- [DATASET CONTENT]:
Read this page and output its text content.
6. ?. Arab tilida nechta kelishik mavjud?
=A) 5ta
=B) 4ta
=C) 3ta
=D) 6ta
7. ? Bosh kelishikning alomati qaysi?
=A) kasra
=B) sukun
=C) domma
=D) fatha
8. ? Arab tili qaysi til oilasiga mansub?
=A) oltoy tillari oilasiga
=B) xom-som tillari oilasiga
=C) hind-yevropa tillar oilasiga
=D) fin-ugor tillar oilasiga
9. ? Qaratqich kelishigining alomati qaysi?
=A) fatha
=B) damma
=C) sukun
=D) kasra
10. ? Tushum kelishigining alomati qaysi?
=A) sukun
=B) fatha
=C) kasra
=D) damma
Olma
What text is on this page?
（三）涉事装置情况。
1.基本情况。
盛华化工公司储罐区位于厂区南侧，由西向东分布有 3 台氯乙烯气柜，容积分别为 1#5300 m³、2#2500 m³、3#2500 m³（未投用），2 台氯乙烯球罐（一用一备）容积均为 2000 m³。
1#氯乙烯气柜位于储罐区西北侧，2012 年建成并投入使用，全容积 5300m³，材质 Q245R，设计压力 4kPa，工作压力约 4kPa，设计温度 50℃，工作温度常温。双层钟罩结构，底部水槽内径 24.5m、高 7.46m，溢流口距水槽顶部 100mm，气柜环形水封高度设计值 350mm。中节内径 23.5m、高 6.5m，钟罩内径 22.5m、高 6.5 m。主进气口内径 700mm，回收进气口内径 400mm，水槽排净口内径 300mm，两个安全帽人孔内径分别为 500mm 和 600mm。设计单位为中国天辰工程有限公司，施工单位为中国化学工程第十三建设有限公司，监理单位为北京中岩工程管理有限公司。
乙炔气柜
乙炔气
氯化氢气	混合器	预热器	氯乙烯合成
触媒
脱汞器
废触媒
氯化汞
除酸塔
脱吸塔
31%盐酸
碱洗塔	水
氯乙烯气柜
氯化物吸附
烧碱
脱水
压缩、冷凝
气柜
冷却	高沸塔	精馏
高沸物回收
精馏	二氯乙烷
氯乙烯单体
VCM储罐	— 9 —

- [CHALLENGE]: Scan the listing above and copy all lines containing the word "this".

- [REPLY TO THE TASK]:
Read this page and output its text content.
What text is on this page?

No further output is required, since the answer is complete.